Recorded information:
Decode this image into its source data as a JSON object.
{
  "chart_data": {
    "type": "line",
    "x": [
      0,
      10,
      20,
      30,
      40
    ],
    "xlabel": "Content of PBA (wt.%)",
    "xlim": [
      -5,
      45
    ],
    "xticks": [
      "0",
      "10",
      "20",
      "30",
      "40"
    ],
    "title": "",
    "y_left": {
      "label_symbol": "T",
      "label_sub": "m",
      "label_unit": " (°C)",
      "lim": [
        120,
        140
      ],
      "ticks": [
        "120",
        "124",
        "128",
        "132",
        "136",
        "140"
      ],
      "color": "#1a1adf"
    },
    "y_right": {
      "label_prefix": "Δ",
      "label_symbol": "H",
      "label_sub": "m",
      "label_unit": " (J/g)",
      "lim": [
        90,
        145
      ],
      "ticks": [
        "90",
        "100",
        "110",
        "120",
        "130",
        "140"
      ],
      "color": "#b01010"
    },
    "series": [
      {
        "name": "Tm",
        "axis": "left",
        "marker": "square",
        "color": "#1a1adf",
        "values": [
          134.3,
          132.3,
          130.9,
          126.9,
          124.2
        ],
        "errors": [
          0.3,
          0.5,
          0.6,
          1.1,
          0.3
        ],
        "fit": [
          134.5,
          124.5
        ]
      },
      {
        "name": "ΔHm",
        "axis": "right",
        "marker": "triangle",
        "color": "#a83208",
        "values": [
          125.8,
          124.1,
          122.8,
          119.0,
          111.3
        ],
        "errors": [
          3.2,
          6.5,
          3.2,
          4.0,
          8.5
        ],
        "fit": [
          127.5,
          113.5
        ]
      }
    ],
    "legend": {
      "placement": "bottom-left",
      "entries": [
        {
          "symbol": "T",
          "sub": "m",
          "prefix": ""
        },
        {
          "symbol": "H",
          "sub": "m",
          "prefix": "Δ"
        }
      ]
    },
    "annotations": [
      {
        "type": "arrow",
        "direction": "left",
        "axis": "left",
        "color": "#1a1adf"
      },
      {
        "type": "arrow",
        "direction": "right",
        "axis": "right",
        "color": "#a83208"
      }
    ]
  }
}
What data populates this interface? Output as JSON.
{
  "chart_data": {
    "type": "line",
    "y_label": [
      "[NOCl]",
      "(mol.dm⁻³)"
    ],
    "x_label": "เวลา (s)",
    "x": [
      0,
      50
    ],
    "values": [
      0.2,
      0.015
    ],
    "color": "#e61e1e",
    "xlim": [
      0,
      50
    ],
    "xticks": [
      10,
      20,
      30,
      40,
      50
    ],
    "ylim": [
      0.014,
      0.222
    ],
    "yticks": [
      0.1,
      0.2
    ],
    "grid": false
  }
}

What is required: All of the material above needs to be retyped word for word.

Full output:
Decode this image into its source data as a JSON object.
{
  "chart_data": {
    "type": "line",
    "x": [
      0,
      10,
      20,
      30,
      40
    ],
    "xlabel": "Content of PBA (wt.%)",
    "xlim": [
      -5,
      45
    ],
    "xticks": [
      "0",
      "10",
      "20",
      "30",
      "40"
    ],
    "title": "",
    "y_left": {
      "label_symbol": "T",
      "label_sub": "m",
      "label_unit": " (°C)",
      "lim": [
        120,
        140
      ],
      "ticks": [
        "120",
        "124",
        "128",
        "132",
        "136",
        "140"
      ],
      "color": "#1a1adf"
    },
    "y_right": {
      "label_prefix": "Δ",
      "label_symbol": "H",
      "label_sub": "m",
      "label_unit": " (J/g)",
      "lim": [
        90,
        145
      ],
      "ticks": [
        "90",
        "100",
        "110",
        "120",
        "130",
        "140"
      ],
      "color": "#b01010"
    },
    "series": [
      {
        "name": "Tm",
        "axis": "left",
        "marker": "square",
        "color": "#1a1adf",
        "values": [
          134.3,
          132.3,
          130.9,
          126.9,
          124.2
        ],
        "errors": [
          0.3,
          0.5,
          0.6,
          1.1,
          0.3
        ],
        "fit": [
          134.5,
          124.5
        ]
      },
      {
        "name": "ΔHm",
        "axis": "right",
        "marker": "triangle",
        "color": "#a83208",
        "values": [
          125.8,
          124.1,
          122.8,
          119.0,
          111.3
        ],
        "errors": [
          3.2,
          6.5,
          3.2,
          4.0,
          8.5
        ],
        "fit": [
          127.5,
          113.5
        ]
      }
    ],
    "legend": {
      "placement": "bottom-left",
      "entries": [
        {
          "symbol": "T",
          "sub": "m",
          "prefix": ""
        },
        {
          "symbol": "H",
          "sub": "m",
          "prefix": "Δ"
        }
      ]
    },
    "annotations": [
      {
        "type": "arrow",
        "direction": "left",
        "axis": "left",
        "color": "#1a1adf"
      },
      {
        "type": "arrow",
        "direction": "right",
        "axis": "right",
        "color": "#a83208"
      }
    ]
  }
}
What data populates this interface? Output as JSON.
{
  "chart_data": {
    "type": "line",
    "y_label": [
      "[NOCl]",
      "(mol.dm⁻³)"
    ],
    "x_label": "เวลา (s)",
    "x": [
      0,
      50
    ],
    "values": [
      0.2,
      0.015
    ],
    "color": "#e61e1e",
    "xlim": [
      0,
      50
    ],
    "xticks": [
      10,
      20,
      30,
      40,
      50
    ],
    "ylim": [
      0.014,
      0.222
    ],
    "yticks": [
      0.1,
      0.2
    ],
    "grid": false
  }
}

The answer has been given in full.